→ GIVEN TEXT
:::::
In air, a charged soap bubble of radius 'r' is in equilibrium having outside and inside pressures being equal. The charge on the drop is (`in_(0)` = permittivity of free space, T = surface tension of soap solution)

To solve the problem, we need to find the charge on a charged soap bubble of radius 'r' that is in equilibrium, with the outside and inside pressures being equal. ### Step-by-Step Solution: 1. **Understand the Excess Pressure in the Soap Bubble:** The excess pressure \( P \) inside a soap bubble is given by the formula: \[ P = \frac{4T}{r} \] where \( T \) is the surface tension of the soap solution and \( r \) is the radius of the bubble. 2. **Equate Inside and Outside Pressure:** Since the bubble is in equilibrium, the excess pressure inside the bubble must equal the electrostatic pressure due to the charge on the bubble. Thus, we have: \[ P = \frac{\sigma^2}{2\epsilon_0} \] where \( \sigma \) is the surface charge density and \( \epsilon_0 \) is the permittivity of free space. 3. **Set the Two Pressures Equal:** Setting the two expressions for pressure equal gives: \[ \frac{4T}{r} = \frac{\sigma^2}{2\epsilon_0} \] 4. **Solve for Surface Charge Density \( \sigma \):** Rearranging the equation to solve for \( \sigma^2 \): \[ \sigma^2 = \frac{8T\epsilon_0}{r} \] 5. **Relate Surface Charge Density to Total Charge:** The surface charge density \( \sigma \) is related to the total charge \( Q \) on the bubble by the formula: \[ \sigma = \frac{Q}{A} \] where \( A \) is the surface area of the bubble. For a sphere, the surface area \( A \) is: \[ A = 4\pi r^2 \] Therefore, we can express \( \sigma \) as: \[ \sigma = \frac{Q}{4\pi r^2} \] 6. **Substitute \( \sigma \) into the Pressure Equation:** Substitute \( \sigma \) back into the equation for \( \sigma^2 \): \[ \left(\frac{Q}{4\pi r^2}\right)^2 = \frac{8T\epsilon_0}{r} \] 7. **Solve for \( Q \):** Squaring the left side gives: \[ \frac{Q^2}{16\pi^2 r^4} = \frac{8T\epsilon_0}{r} \] Multiplying both sides by \( 16\pi^2 r^4 \): \[ Q^2 = 16\pi^2 r^4 \cdot \frac{8T\epsilon_0}{r} \] Simplifying gives: \[ Q^2 = 128\pi^2 T\epsilon_0 r^3 \] Taking the square root: \[ Q = \sqrt{128\pi^2 T\epsilon_0 r^3} \] 8. **Final Expression:** Thus, the charge \( Q \) on the soap bubble is: \[ Q = 8\pi \sqrt{2T\epsilon_0 r^3} \]
:::::
→ RECORDED INFORMATION
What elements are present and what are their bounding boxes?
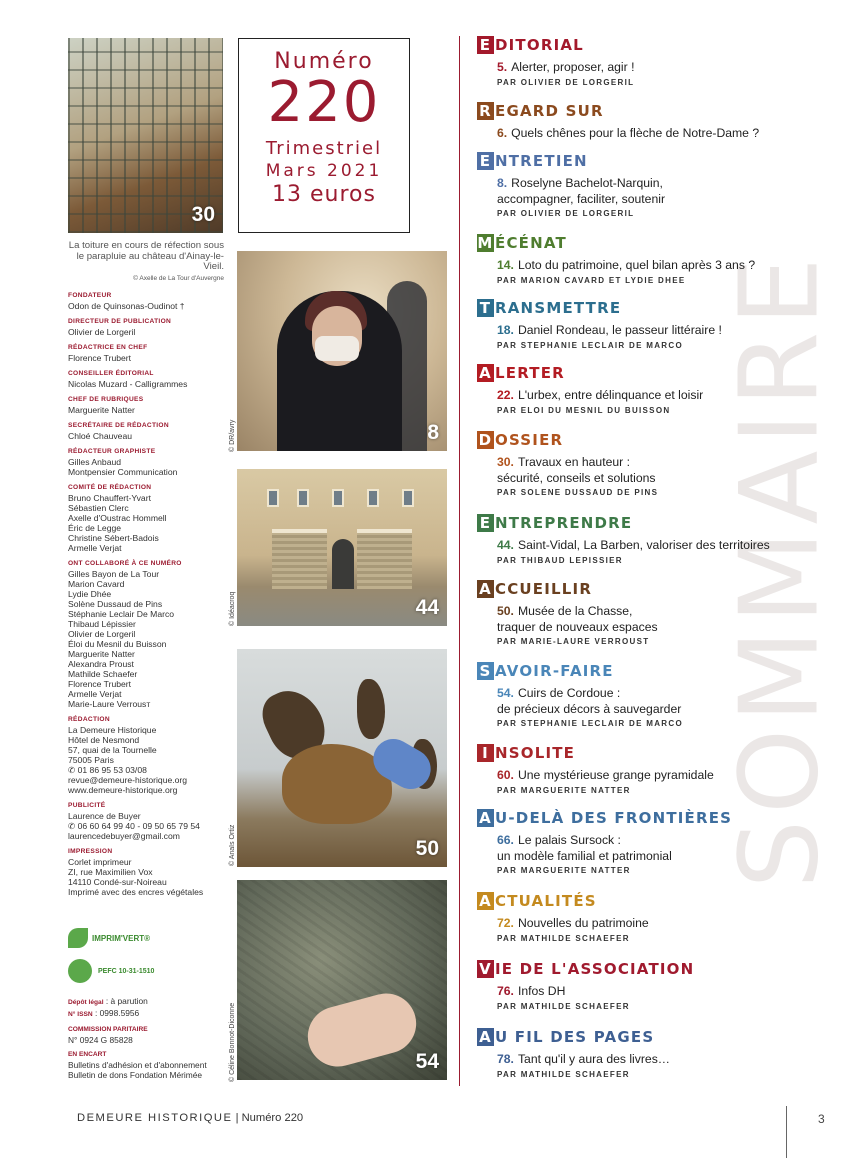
:::::
Answer these questions from the soap bubble solution:
1. What formula does it give for the excess pressure inside a soap bubble?
2. What expression does it use for the surface area of the bubble?
3. What final expression does it reach for the charge Q?

→ TASK ANSWER
1. P = 4T/r
2. A = 4πr²
3. Q = 8π√(2Tε₀r³)